Exercise task => Return the whole listing, keeping every character the same.
§ §
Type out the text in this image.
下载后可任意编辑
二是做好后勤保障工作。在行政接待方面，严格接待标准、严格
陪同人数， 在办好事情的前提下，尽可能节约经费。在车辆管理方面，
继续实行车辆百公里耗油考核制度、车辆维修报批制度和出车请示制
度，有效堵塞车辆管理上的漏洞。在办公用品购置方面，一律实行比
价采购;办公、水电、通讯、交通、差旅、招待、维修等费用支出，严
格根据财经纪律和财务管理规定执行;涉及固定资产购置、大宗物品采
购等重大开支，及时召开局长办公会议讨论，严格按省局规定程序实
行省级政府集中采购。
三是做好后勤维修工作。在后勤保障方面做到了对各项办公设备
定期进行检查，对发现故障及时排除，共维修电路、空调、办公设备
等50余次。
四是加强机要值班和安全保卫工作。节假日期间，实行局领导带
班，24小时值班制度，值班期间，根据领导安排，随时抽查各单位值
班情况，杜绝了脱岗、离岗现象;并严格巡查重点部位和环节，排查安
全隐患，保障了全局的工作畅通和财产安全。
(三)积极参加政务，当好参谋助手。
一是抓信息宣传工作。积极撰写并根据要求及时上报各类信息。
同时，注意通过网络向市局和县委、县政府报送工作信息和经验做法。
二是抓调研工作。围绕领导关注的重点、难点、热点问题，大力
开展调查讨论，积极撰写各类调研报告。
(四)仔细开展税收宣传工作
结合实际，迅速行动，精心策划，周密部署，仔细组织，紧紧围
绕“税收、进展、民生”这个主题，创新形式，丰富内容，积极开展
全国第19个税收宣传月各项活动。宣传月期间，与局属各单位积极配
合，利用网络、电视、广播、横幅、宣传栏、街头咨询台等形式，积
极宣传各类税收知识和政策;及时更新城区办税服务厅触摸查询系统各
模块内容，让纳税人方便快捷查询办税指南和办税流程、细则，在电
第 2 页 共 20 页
§ §
Result =>
Type out the text in this image.
下载后可任意编辑
二是做好后勤保障工作。在行政接待方面，严格接待标准、严格
陪同人数， 在办好事情的前提下，尽可能节约经费。在车辆管理方面，
继续实行车辆百公里耗油考核制度、车辆维修报批制度和出车请示制
度，有效堵塞车辆管理上的漏洞。在办公用品购置方面，一律实行比
价采购;办公、水电、通讯、交通、差旅、招待、维修等费用支出，严
格根据财经纪律和财务管理规定执行;涉及固定资产购置、大宗物品采
购等重大开支，及时召开局长办公会议讨论，严格按省局规定程序实
行省级政府集中采购。
三是做好后勤维修工作。在后勤保障方面做到了对各项办公设备
定期进行检查，对发现故障及时排除，共维修电路、空调、办公设备
等50余次。
四是加强机要值班和安全保卫工作。节假日期间，实行局领导带
班，24小时值班制度，值班期间，根据领导安排，随时抽查各单位值
班情况，杜绝了脱岗、离岗现象;并严格巡查重点部位和环节，排查安
全隐患，保障了全局的工作畅通和财产安全。
(三)积极参加政务，当好参谋助手。
一是抓信息宣传工作。积极撰写并根据要求及时上报各类信息。
同时，注意通过网络向市局和县委、县政府报送工作信息和经验做法。
二是抓调研工作。围绕领导关注的重点、难点、热点问题，大力
开展调查讨论，积极撰写各类调研报告。
(四)仔细开展税收宣传工作
结合实际，迅速行动，精心策划，周密部署，仔细组织，紧紧围
绕“税收、进展、民生”这个主题，创新形式，丰富内容，积极开展
全国第19个税收宣传月各项活动。宣传月期间，与局属各单位积极配
合，利用网络、电视、广播、横幅、宣传栏、街头咨询台等形式，积
极宣传各类税收知识和政策;及时更新城区办税服务厅触摸查询系统各
模块内容，让纳税人方便快捷查询办税指南和办税流程、细则，在电
第 2 页 共 20 页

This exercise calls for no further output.